Restate the data exactly as given and keep the pictures out.

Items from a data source
* * *

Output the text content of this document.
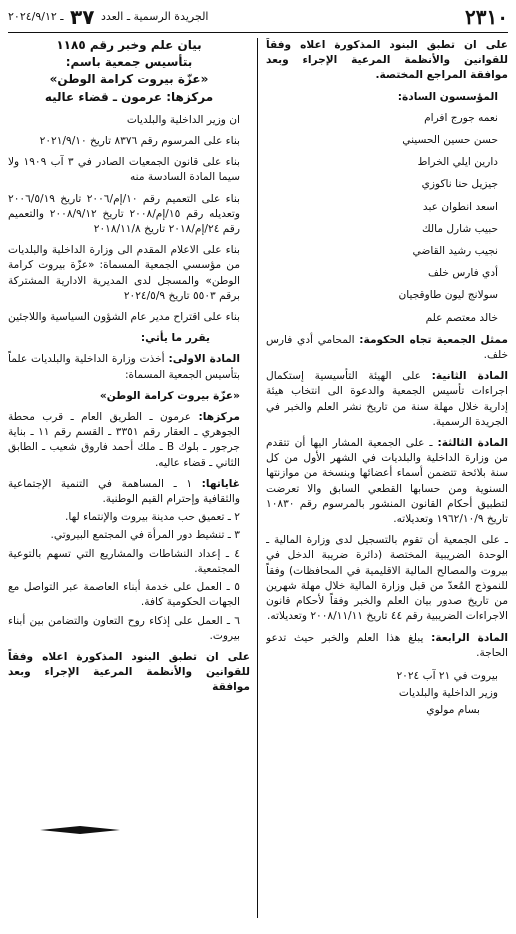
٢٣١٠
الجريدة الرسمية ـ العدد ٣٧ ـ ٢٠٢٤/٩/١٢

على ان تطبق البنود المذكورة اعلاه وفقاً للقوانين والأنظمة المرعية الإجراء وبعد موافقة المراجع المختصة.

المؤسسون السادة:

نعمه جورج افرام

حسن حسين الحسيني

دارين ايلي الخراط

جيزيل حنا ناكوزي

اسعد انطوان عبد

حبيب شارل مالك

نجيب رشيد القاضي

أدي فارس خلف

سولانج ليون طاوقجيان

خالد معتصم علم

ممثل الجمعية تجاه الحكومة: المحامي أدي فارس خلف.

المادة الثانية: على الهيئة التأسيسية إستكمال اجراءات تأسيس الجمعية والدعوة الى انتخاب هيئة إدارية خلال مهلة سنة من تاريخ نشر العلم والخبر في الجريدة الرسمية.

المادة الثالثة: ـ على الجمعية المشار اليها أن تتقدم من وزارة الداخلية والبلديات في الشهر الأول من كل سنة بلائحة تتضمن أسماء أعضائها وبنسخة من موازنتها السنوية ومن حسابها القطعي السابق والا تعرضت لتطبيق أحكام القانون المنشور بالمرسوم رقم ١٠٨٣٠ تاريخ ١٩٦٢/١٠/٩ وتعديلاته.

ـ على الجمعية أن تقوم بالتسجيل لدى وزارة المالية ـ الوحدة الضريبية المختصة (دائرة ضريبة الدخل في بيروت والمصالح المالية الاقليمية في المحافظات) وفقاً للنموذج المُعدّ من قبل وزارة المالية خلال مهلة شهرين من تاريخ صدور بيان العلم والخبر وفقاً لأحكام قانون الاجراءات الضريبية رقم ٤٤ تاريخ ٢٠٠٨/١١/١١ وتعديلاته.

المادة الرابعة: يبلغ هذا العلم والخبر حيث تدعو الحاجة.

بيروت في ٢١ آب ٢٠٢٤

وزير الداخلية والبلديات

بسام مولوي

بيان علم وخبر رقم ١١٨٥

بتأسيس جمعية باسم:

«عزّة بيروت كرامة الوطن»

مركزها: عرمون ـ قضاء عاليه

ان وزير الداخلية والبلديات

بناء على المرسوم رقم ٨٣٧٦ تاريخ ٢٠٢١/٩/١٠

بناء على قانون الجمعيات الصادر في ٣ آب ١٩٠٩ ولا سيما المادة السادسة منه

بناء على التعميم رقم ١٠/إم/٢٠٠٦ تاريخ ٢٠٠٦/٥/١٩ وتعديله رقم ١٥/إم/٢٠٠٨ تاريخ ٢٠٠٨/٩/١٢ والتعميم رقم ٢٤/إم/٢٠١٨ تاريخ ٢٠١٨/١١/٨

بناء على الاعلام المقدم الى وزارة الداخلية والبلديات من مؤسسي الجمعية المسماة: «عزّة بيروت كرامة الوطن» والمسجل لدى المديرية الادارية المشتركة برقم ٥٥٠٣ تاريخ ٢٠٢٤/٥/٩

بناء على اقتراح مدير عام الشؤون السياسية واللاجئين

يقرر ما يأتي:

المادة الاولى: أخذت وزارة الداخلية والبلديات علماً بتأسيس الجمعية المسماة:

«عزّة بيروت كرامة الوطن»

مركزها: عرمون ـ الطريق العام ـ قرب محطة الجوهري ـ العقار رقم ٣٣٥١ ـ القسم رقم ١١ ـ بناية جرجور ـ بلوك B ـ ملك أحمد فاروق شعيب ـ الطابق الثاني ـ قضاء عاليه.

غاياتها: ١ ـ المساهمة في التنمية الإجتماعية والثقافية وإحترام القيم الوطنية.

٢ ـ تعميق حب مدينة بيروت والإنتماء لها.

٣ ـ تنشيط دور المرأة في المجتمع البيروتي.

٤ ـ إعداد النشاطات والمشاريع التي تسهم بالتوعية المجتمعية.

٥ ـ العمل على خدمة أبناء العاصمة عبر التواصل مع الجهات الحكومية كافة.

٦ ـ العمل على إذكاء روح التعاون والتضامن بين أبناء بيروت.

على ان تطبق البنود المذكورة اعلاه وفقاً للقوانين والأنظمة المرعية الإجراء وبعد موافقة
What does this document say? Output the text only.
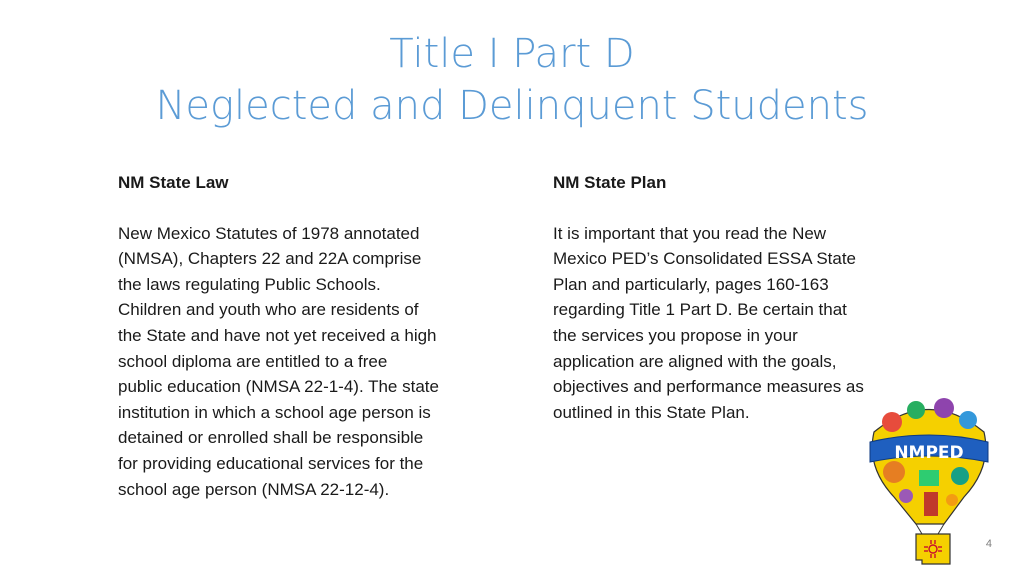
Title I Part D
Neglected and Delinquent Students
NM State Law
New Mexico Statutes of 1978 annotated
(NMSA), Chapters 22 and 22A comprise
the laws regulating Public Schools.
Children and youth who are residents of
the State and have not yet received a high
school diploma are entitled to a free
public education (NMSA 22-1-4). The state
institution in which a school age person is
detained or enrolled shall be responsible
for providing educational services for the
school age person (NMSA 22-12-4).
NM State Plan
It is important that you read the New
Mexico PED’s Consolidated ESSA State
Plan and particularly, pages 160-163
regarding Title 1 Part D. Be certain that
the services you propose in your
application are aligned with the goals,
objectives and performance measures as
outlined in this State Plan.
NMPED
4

* * *

Finished exercise:
Output the text content of this document.
٢٣١٠
الجريدة الرسمية ـ العدد ٣٧ ـ ٢٠٢٤/٩/١٢

على ان تطبق البنود المذكورة اعلاه وفقاً للقوانين والأنظمة المرعية الإجراء وبعد موافقة المراجع المختصة.

المؤسسون السادة:

نعمه جورج افرام

حسن حسين الحسيني

دارين ايلي الخراط

جيزيل حنا ناكوزي

اسعد انطوان عبد

حبيب شارل مالك

نجيب رشيد القاضي

أدي فارس خلف

سولانج ليون طاوقجيان

خالد معتصم علم

ممثل الجمعية تجاه الحكومة: المحامي أدي فارس خلف.

المادة الثانية: على الهيئة التأسيسية إستكمال اجراءات تأسيس الجمعية والدعوة الى انتخاب هيئة إدارية خلال مهلة سنة من تاريخ نشر العلم والخبر في الجريدة الرسمية.

المادة الثالثة: ـ على الجمعية المشار اليها أن تتقدم من وزارة الداخلية والبلديات في الشهر الأول من كل سنة بلائحة تتضمن أسماء أعضائها وبنسخة من موازنتها السنوية ومن حسابها القطعي السابق والا تعرضت لتطبيق أحكام القانون المنشور بالمرسوم رقم ١٠٨٣٠ تاريخ ١٩٦٢/١٠/٩ وتعديلاته.

ـ على الجمعية أن تقوم بالتسجيل لدى وزارة المالية ـ الوحدة الضريبية المختصة (دائرة ضريبة الدخل في بيروت والمصالح المالية الاقليمية في المحافظات) وفقاً للنموذج المُعدّ من قبل وزارة المالية خلال مهلة شهرين من تاريخ صدور بيان العلم والخبر وفقاً لأحكام قانون الاجراءات الضريبية رقم ٤٤ تاريخ ٢٠٠٨/١١/١١ وتعديلاته.

المادة الرابعة: يبلغ هذا العلم والخبر حيث تدعو الحاجة.

بيروت في ٢١ آب ٢٠٢٤

وزير الداخلية والبلديات

بسام مولوي

بيان علم وخبر رقم ١١٨٥

بتأسيس جمعية باسم:

«عزّة بيروت كرامة الوطن»

مركزها: عرمون ـ قضاء عاليه

ان وزير الداخلية والبلديات

بناء على المرسوم رقم ٨٣٧٦ تاريخ ٢٠٢١/٩/١٠

بناء على قانون الجمعيات الصادر في ٣ آب ١٩٠٩ ولا سيما المادة السادسة منه

بناء على التعميم رقم ١٠/إم/٢٠٠٦ تاريخ ٢٠٠٦/٥/١٩ وتعديله رقم ١٥/إم/٢٠٠٨ تاريخ ٢٠٠٨/٩/١٢ والتعميم رقم ٢٤/إم/٢٠١٨ تاريخ ٢٠١٨/١١/٨

بناء على الاعلام المقدم الى وزارة الداخلية والبلديات من مؤسسي الجمعية المسماة: «عزّة بيروت كرامة الوطن» والمسجل لدى المديرية الادارية المشتركة برقم ٥٥٠٣ تاريخ ٢٠٢٤/٥/٩

بناء على اقتراح مدير عام الشؤون السياسية واللاجئين

يقرر ما يأتي:

المادة الاولى: أخذت وزارة الداخلية والبلديات علماً بتأسيس الجمعية المسماة:

«عزّة بيروت كرامة الوطن»

مركزها: عرمون ـ الطريق العام ـ قرب محطة الجوهري ـ العقار رقم ٣٣٥١ ـ القسم رقم ١١ ـ بناية جرجور ـ بلوك B ـ ملك أحمد فاروق شعيب ـ الطابق الثاني ـ قضاء عاليه.

غاياتها: ١ ـ المساهمة في التنمية الإجتماعية والثقافية وإحترام القيم الوطنية.

٢ ـ تعميق حب مدينة بيروت والإنتماء لها.

٣ ـ تنشيط دور المرأة في المجتمع البيروتي.

٤ ـ إعداد النشاطات والمشاريع التي تسهم بالتوعية المجتمعية.

٥ ـ العمل على خدمة أبناء العاصمة عبر التواصل مع الجهات الحكومية كافة.

٦ ـ العمل على إذكاء روح التعاون والتضامن بين أبناء بيروت.

على ان تطبق البنود المذكورة اعلاه وفقاً للقوانين والأنظمة المرعية الإجراء وبعد موافقة
What does this document say? Output the text only.
Title I Part D
Neglected and Delinquent Students
NM State Law
New Mexico Statutes of 1978 annotated
(NMSA), Chapters 22 and 22A comprise
the laws regulating Public Schools.
Children and youth who are residents of
the State and have not yet received a high
school diploma are entitled to a free
public education (NMSA 22-1-4). The state
institution in which a school age person is
detained or enrolled shall be responsible
for providing educational services for the
school age person (NMSA 22-12-4).
NM State Plan
It is important that you read the New
Mexico PED’s Consolidated ESSA State
Plan and particularly, pages 160-163
regarding Title 1 Part D. Be certain that
the services you propose in your
application are aligned with the goals,
objectives and performance measures as
outlined in this State Plan.
NMPED
4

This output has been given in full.